### WORK INSTRUCTIONS
Whenever a line of the entries below holds the string "systemic", copy that line and return it.

--- MATERIAL FOR THIS TASK ---

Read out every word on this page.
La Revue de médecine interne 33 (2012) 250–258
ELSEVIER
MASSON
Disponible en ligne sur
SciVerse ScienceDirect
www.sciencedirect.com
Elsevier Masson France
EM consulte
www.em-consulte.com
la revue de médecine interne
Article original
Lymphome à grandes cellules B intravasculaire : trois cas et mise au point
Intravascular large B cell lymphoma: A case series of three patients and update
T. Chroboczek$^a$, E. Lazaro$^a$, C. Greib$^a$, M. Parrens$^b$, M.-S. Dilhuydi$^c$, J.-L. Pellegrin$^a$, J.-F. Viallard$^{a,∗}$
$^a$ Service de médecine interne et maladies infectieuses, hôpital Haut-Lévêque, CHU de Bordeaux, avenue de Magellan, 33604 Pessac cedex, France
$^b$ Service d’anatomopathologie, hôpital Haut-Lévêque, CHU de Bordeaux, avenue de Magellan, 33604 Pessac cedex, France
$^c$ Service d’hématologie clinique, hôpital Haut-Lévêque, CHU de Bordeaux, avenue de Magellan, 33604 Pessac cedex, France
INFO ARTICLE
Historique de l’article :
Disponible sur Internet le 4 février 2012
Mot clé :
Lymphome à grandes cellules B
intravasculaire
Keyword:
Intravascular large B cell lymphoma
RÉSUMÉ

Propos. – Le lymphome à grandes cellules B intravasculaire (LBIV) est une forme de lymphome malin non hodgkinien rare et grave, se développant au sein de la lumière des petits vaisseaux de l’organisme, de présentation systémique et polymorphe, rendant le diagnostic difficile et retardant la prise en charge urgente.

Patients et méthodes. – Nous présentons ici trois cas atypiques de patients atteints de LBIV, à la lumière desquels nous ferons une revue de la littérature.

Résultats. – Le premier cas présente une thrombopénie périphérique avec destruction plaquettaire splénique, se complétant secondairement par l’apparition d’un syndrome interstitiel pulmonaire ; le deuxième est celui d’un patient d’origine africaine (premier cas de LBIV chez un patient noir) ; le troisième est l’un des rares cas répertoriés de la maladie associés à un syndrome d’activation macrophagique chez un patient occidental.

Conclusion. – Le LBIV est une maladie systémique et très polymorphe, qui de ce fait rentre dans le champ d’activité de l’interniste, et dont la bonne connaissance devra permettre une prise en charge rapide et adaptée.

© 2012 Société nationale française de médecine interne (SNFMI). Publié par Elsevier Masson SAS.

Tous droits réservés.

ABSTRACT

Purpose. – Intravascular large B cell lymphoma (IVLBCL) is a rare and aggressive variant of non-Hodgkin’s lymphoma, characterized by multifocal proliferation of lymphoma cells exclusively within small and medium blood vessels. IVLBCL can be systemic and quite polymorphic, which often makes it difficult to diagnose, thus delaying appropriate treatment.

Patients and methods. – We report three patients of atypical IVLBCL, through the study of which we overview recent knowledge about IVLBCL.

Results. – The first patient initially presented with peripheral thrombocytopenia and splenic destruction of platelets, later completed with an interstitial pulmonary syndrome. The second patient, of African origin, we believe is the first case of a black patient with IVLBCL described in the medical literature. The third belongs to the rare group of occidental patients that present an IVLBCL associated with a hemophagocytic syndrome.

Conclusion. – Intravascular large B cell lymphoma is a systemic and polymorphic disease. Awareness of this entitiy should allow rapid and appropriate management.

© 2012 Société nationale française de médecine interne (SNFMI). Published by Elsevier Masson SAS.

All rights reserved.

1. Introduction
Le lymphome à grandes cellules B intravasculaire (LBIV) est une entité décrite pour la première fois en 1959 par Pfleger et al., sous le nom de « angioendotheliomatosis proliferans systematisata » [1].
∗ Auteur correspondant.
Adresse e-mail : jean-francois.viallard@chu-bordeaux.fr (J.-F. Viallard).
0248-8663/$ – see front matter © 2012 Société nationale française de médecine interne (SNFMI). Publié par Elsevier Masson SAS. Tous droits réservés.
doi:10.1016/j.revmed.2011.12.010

---

### FINISHED EXERCISE
Purpose. – Intravascular large B cell lymphoma (IVLBCL) is a rare and aggressive variant of non-Hodgkin’s lymphoma, characterized by multifocal proliferation of lymphoma cells exclusively within small and medium blood vessels. IVLBCL can be systemic and quite polymorphic, which often makes it difficult to diagnose, thus delaying appropriate treatment.
Conclusion. – Intravascular large B cell lymphoma is a systemic and polymorphic disease. Awareness of this entitiy should allow rapid and appropriate management.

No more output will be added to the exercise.